■ **INSTRUCTION**
Repeat each line of the material below exactly as it appears, minus any pictures.

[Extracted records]
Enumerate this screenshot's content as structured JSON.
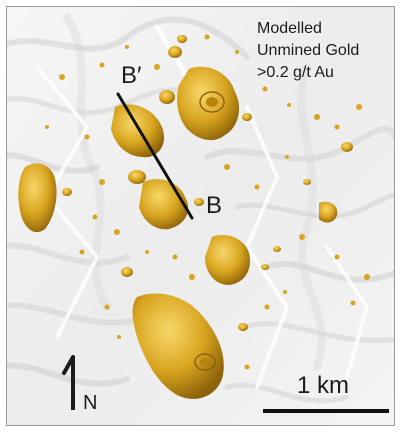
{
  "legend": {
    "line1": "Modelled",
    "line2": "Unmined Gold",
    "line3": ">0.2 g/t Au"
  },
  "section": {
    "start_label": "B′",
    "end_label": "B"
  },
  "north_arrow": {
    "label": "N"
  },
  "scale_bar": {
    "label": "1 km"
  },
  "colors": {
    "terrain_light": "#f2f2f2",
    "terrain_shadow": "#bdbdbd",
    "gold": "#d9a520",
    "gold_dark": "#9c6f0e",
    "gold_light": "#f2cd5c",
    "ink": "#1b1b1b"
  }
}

■ **SOLUTION BELOW**
Enumerate this screenshot's content as structured JSON.
{
  "legend": {
    "line1": "Modelled",
    "line2": "Unmined Gold",
    "line3": ">0.2 g/t Au"
  },
  "section": {
    "start_label": "B′",
    "end_label": "B"
  },
  "north_arrow": {
    "label": "N"
  },
  "scale_bar": {
    "label": "1 km"
  },
  "colors": {
    "terrain_light": "#f2f2f2",
    "terrain_shadow": "#bdbdbd",
    "gold": "#d9a520",
    "gold_dark": "#9c6f0e",
    "gold_light": "#f2cd5c",
    "ink": "#1b1b1b"
  }
}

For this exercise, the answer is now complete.